■ Your objective:
The exercise asks you to copy every line below in which "style" appears.
>> BEGIN Entries supplied
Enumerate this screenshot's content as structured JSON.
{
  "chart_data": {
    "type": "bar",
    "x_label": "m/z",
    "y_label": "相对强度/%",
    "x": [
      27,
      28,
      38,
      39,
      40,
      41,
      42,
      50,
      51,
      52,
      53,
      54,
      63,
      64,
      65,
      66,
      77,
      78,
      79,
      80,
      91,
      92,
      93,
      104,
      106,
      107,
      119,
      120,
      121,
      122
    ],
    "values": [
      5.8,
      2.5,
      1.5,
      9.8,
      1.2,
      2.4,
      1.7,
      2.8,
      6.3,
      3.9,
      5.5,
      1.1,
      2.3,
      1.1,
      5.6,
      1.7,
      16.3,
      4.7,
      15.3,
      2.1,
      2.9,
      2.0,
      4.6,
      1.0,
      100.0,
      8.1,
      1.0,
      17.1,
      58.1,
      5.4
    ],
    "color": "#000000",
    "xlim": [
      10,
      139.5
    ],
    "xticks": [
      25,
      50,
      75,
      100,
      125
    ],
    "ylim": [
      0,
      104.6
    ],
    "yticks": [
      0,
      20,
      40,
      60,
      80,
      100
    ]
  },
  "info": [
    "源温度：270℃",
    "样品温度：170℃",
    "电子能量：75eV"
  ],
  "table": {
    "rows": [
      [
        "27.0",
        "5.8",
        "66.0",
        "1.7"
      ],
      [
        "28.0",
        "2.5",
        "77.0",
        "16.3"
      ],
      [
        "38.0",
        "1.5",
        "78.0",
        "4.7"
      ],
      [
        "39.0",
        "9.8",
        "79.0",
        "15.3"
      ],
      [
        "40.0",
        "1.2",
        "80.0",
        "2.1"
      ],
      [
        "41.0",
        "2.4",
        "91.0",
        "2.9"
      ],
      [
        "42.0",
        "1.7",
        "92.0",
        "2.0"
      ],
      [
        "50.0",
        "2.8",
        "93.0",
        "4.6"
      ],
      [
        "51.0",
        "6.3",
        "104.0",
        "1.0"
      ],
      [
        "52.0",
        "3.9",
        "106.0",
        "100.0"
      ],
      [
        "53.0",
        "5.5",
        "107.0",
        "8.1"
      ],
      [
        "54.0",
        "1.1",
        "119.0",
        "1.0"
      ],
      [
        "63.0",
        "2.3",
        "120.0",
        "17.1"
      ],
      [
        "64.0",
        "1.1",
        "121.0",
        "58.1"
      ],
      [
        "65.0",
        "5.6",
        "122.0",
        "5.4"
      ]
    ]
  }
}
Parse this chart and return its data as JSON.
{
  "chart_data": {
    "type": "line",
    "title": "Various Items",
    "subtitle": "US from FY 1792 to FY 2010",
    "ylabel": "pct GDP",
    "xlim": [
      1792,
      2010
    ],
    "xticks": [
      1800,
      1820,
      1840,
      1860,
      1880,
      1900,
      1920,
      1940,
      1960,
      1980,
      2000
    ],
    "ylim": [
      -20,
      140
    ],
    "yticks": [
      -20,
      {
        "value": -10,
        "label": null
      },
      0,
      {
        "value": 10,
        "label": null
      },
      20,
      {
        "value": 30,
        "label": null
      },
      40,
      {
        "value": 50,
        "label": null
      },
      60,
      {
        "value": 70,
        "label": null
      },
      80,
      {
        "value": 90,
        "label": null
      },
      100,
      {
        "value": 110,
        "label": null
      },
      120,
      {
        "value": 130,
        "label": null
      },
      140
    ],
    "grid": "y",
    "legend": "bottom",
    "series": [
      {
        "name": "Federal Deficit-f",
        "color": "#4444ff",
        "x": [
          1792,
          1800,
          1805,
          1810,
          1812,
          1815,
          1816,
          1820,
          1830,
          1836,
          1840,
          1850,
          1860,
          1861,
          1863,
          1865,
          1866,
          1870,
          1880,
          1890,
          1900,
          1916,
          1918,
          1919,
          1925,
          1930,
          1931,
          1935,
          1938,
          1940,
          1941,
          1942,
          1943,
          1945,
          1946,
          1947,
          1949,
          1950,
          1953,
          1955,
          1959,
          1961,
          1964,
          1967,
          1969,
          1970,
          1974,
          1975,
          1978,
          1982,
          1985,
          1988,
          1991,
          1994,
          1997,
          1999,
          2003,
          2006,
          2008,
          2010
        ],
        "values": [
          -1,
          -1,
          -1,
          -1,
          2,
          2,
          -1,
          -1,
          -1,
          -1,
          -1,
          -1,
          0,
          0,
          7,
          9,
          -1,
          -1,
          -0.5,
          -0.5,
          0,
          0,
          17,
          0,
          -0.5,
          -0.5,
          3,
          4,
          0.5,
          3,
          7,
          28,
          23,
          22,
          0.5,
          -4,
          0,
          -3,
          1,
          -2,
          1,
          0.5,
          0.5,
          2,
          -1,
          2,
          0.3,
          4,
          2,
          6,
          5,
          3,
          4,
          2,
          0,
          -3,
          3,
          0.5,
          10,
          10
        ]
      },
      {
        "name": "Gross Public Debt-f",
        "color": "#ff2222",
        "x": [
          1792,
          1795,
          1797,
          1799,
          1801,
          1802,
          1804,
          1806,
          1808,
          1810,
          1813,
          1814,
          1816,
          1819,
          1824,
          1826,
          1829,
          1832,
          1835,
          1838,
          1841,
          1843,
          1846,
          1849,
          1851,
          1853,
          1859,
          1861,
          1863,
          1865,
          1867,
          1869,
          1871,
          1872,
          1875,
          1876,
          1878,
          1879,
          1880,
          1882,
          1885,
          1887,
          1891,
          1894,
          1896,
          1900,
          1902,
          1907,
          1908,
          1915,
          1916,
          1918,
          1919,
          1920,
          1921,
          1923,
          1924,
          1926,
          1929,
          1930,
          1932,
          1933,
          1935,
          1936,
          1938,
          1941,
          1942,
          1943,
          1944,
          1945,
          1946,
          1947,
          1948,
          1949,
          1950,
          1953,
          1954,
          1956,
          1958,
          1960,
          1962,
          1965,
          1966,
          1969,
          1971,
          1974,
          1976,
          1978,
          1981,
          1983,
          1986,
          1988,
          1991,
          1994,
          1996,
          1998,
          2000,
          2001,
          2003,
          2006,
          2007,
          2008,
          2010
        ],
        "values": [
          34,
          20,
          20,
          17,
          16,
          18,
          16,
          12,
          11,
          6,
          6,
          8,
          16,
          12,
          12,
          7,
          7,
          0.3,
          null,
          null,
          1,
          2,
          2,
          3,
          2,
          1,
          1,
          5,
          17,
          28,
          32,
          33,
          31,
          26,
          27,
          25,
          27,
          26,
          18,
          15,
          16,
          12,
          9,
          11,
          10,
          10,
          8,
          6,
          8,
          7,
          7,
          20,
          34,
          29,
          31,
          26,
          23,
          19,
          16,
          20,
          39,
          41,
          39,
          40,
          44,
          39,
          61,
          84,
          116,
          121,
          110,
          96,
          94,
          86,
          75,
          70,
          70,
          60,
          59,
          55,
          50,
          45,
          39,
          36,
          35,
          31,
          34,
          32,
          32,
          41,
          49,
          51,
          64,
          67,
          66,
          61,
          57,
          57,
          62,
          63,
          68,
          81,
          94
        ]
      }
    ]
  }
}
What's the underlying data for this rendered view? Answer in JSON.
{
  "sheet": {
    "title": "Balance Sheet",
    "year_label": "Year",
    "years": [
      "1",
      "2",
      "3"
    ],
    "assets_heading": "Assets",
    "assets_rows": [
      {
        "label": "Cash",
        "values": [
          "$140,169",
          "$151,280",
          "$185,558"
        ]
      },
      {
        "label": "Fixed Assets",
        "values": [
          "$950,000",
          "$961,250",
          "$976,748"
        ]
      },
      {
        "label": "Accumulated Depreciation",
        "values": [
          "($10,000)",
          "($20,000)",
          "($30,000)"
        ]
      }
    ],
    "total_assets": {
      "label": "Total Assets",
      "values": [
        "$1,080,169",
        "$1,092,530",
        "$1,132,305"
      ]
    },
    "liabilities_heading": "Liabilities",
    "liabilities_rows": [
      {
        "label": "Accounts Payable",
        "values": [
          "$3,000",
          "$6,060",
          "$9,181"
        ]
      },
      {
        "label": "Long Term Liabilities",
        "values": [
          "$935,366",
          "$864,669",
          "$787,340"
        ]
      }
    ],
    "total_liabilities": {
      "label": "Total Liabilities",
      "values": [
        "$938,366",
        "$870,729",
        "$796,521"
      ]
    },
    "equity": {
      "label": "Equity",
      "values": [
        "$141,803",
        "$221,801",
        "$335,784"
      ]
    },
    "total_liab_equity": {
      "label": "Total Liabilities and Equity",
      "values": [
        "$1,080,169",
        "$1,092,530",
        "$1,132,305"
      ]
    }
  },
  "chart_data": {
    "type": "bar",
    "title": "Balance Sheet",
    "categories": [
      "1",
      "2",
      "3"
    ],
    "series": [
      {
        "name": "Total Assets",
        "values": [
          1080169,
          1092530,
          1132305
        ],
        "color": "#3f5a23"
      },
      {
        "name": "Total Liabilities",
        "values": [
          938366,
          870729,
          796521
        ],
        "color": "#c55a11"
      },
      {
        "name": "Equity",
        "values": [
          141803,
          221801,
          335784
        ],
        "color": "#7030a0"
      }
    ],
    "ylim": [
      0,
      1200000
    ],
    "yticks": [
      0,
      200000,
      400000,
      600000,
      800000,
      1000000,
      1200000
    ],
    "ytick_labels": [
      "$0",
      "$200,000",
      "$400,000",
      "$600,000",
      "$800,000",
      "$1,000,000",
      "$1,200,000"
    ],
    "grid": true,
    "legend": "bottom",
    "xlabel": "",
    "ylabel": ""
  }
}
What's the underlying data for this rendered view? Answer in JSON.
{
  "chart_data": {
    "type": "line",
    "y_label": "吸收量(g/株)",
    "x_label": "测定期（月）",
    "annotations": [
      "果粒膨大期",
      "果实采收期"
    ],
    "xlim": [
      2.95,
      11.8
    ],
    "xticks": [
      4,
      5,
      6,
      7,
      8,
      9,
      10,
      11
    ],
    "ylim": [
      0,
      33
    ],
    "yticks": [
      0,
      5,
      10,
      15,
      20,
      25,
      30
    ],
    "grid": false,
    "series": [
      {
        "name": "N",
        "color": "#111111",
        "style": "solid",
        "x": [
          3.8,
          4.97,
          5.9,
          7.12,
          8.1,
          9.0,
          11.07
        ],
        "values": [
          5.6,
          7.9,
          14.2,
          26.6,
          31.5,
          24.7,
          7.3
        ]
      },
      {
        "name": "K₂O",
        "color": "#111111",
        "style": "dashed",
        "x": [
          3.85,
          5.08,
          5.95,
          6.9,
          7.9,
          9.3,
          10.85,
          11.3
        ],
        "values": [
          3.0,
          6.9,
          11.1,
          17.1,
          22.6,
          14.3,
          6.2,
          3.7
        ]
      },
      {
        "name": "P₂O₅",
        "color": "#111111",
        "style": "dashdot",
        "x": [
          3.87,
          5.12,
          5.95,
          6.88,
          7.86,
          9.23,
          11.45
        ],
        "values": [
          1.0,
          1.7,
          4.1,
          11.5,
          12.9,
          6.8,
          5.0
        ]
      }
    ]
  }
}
>> END Entries supplied
■ Final answer:
        "style": "solid",
        "style": "dashed",
        "style": "dashdot",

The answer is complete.